→ **MATERIAL SUPPLIED**

begin

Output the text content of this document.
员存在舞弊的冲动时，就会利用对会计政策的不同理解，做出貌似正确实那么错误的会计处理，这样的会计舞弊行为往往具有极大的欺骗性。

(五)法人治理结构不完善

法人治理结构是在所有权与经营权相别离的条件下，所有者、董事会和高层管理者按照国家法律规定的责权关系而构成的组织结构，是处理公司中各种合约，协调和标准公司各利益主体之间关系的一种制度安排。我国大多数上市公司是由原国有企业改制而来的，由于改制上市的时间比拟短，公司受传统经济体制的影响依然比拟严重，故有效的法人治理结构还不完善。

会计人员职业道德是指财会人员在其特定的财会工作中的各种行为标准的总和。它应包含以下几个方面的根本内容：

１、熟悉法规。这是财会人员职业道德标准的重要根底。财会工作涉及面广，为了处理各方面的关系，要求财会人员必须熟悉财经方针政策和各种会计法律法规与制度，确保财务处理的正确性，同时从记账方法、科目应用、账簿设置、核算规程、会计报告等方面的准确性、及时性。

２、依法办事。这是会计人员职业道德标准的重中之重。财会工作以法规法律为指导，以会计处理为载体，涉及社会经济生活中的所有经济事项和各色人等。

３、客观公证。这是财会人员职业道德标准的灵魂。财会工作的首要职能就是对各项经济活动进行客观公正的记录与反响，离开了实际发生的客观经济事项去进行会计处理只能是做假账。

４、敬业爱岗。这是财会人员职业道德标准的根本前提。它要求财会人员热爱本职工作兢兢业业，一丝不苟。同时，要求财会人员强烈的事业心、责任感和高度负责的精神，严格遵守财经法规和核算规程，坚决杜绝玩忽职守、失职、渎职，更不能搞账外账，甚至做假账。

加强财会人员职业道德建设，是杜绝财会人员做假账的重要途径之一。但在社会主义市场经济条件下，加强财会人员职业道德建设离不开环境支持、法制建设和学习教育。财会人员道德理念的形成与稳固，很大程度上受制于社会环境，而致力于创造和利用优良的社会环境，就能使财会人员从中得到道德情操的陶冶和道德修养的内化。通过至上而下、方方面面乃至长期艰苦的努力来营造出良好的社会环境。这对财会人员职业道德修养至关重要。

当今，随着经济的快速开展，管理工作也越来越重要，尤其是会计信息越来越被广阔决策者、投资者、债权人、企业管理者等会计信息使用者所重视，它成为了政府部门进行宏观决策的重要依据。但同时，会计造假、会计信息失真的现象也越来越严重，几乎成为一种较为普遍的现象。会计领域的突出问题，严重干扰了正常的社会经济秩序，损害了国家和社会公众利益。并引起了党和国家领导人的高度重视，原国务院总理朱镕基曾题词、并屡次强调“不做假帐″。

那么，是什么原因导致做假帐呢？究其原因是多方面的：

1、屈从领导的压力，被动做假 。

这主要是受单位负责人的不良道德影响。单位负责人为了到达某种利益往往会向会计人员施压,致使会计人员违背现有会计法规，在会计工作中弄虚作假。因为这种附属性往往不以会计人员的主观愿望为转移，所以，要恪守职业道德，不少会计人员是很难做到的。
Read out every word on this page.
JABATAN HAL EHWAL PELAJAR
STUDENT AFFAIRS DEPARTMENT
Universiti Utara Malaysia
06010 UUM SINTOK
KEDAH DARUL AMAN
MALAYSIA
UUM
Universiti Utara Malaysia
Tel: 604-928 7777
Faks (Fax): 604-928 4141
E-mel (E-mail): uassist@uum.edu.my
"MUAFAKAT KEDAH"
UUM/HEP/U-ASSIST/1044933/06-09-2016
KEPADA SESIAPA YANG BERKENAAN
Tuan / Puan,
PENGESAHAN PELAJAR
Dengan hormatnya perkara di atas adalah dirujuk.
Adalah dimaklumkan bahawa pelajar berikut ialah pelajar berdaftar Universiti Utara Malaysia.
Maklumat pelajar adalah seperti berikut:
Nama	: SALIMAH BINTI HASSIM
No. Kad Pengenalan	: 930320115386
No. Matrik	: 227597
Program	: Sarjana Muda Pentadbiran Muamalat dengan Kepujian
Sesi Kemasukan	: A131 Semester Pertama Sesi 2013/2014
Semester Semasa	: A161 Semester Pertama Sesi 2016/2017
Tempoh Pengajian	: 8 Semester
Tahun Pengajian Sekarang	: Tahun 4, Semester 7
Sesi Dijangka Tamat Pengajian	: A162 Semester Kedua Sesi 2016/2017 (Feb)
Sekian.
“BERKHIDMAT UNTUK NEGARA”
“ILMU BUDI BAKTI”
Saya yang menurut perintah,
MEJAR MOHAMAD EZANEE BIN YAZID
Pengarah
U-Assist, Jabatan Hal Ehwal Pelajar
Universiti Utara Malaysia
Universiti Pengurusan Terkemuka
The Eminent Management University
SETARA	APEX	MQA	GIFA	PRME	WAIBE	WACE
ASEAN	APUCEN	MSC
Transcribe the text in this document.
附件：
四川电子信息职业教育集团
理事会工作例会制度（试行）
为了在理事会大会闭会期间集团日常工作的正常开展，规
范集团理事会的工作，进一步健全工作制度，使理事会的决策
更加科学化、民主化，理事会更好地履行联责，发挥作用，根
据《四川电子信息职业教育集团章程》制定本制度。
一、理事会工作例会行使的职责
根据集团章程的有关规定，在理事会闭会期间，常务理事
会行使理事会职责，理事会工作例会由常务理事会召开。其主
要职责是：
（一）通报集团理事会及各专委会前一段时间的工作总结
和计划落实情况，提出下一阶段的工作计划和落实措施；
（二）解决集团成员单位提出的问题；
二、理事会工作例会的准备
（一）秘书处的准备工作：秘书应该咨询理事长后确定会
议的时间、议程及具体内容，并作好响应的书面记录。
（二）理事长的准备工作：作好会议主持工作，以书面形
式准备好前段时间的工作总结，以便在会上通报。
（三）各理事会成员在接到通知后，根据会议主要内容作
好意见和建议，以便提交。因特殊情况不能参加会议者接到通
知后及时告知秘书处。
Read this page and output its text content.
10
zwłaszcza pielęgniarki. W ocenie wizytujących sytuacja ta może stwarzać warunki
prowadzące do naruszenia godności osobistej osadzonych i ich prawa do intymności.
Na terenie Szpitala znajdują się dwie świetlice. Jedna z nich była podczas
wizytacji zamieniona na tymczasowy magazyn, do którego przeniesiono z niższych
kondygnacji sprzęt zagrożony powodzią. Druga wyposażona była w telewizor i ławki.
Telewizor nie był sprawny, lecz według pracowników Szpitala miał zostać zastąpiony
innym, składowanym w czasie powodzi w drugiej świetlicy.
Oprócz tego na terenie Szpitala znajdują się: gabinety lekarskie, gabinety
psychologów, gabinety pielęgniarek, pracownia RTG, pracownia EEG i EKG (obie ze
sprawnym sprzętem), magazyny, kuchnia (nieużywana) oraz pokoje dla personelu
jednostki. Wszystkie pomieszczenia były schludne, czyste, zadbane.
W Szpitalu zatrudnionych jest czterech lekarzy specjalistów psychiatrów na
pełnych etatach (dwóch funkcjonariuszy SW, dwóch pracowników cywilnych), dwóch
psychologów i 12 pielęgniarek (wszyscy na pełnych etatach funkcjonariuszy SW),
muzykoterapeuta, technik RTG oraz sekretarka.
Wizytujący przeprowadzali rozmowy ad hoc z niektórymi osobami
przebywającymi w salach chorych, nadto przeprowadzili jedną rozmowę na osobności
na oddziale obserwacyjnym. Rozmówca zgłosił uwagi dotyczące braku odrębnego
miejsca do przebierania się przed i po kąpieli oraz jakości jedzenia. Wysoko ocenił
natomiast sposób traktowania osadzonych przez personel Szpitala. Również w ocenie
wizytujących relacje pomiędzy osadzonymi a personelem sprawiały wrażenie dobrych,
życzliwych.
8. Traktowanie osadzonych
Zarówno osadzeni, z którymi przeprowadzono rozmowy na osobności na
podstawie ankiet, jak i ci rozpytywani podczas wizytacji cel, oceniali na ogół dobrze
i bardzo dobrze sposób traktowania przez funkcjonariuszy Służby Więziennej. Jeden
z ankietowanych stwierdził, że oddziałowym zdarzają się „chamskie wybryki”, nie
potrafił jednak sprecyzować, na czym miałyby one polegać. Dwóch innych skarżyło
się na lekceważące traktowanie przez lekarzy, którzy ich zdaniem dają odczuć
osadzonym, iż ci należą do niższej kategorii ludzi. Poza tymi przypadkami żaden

end

→ **TASK INSTRUCTIONS**
Work through the records above line by line and count those that hold the string "pełnych". Give only the result.

→ **SOLUTION**
2